Short problem:
From the listing below, pull out all lines with "letter" in them.

(Items from a dataset)
......

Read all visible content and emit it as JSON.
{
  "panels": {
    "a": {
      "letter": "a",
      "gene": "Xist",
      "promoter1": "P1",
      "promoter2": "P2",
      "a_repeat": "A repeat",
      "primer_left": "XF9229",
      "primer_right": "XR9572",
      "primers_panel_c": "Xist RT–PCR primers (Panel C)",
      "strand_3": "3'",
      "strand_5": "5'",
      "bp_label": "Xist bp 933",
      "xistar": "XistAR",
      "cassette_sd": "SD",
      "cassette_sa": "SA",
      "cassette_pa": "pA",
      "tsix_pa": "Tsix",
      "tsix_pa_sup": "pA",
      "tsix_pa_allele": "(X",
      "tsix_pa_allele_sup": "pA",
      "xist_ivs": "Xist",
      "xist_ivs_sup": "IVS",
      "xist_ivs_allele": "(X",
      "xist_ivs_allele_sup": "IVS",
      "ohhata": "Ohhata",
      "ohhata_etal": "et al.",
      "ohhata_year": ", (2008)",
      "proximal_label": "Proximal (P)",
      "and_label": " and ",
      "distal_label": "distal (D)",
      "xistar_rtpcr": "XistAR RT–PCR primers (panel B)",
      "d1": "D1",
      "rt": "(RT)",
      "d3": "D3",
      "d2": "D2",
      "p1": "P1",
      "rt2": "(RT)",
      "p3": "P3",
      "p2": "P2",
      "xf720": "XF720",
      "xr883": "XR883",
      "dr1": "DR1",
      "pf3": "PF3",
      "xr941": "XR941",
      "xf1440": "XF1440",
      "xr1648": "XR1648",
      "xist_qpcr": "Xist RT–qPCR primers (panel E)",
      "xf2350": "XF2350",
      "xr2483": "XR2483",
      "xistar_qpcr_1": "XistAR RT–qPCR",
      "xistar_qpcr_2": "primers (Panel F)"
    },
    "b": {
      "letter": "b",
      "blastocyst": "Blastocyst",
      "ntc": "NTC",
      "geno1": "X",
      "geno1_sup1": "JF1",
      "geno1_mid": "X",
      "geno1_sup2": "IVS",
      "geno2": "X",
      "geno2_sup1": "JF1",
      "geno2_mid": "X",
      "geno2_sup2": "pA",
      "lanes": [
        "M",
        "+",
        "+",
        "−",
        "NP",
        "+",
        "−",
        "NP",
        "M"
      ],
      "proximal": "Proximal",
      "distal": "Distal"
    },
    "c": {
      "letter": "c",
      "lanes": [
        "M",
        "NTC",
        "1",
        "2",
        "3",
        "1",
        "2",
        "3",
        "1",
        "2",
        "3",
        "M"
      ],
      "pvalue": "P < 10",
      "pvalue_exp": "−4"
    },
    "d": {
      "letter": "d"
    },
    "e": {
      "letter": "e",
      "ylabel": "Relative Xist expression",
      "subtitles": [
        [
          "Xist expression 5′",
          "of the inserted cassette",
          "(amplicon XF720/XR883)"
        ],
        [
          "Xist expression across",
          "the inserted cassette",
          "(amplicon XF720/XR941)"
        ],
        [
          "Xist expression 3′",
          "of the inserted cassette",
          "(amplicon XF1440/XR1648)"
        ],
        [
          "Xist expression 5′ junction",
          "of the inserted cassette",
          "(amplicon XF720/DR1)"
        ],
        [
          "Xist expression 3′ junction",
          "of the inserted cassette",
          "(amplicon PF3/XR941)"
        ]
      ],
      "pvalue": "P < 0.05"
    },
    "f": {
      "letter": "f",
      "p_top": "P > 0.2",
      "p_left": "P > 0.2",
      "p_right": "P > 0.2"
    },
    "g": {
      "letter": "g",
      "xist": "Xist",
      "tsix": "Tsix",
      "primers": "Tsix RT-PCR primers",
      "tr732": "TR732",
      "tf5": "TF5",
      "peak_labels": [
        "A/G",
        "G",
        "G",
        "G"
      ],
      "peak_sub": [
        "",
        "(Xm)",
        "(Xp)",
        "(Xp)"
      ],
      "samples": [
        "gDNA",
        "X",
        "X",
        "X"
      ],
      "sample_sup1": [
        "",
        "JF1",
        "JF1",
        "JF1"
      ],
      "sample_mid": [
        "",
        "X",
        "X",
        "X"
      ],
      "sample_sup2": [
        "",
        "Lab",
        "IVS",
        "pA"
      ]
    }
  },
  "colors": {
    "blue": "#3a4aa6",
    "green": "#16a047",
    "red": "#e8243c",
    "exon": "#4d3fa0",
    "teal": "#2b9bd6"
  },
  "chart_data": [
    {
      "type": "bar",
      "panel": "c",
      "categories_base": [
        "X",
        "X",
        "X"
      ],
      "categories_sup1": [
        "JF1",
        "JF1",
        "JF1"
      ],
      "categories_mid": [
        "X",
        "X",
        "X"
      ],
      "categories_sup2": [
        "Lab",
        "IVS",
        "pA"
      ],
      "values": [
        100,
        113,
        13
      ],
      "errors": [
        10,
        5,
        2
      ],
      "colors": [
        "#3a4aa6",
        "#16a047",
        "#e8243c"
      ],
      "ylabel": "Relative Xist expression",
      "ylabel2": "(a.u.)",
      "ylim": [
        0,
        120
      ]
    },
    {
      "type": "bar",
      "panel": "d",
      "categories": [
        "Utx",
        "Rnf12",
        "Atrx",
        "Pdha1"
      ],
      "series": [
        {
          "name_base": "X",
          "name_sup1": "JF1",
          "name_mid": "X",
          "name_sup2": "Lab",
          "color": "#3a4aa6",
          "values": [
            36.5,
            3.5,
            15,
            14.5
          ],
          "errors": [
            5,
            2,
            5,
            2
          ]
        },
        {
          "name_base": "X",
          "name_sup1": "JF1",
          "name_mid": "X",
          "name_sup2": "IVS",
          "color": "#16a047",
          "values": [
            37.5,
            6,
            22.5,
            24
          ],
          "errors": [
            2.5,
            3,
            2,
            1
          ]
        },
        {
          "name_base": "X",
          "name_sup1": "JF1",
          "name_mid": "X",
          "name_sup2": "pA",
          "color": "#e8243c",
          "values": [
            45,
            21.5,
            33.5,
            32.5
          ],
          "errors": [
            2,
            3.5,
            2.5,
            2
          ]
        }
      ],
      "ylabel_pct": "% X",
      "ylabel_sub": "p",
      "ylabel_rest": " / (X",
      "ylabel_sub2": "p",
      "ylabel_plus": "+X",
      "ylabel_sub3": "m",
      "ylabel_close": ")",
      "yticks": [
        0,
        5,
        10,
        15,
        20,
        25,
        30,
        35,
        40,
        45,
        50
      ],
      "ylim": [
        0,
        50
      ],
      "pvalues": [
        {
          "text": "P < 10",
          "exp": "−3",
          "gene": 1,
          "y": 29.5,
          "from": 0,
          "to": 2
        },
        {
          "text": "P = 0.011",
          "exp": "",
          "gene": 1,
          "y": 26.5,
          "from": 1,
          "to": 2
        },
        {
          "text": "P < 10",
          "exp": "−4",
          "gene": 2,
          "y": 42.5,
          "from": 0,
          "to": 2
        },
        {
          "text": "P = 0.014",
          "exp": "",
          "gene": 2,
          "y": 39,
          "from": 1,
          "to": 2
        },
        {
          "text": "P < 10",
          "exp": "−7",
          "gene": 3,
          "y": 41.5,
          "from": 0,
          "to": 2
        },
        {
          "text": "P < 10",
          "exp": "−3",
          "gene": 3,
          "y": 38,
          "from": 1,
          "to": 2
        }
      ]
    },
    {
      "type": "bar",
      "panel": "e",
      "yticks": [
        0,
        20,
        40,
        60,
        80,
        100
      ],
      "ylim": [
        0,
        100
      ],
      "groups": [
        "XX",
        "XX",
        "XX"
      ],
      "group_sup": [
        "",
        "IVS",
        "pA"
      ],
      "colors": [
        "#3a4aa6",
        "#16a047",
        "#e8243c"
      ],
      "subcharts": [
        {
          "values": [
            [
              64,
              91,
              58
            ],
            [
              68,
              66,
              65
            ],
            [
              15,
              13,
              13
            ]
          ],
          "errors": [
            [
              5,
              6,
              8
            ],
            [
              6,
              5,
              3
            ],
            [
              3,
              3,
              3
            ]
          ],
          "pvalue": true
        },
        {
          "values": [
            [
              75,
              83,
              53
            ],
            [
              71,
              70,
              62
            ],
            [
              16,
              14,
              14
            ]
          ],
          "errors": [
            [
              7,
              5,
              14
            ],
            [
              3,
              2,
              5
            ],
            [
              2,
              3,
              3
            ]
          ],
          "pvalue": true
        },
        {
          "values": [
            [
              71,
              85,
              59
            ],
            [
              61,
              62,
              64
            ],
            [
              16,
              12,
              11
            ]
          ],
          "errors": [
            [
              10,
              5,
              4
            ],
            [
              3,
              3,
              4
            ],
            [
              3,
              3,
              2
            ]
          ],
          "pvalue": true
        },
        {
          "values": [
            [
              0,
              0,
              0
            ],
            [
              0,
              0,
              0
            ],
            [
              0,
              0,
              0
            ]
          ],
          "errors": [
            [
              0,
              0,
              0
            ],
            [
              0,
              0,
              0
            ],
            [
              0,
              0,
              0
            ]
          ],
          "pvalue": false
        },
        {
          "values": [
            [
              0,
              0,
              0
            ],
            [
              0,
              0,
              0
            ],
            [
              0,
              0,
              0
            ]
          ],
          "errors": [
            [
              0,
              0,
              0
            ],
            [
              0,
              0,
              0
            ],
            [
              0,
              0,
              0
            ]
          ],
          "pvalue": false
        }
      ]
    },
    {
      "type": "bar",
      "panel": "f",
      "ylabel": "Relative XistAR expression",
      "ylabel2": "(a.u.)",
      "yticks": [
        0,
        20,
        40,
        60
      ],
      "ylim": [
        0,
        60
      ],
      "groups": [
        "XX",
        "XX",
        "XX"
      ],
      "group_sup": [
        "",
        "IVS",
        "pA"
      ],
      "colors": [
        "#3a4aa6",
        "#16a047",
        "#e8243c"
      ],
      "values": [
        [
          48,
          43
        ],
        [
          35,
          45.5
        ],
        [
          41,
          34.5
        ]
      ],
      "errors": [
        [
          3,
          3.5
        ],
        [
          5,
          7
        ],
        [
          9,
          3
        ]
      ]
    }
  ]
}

......

Response below:
      "letter": "a",
      "letter": "b",
      "letter": "c",
      "letter": "d"
      "letter": "e",
      "letter": "f",
      "letter": "g",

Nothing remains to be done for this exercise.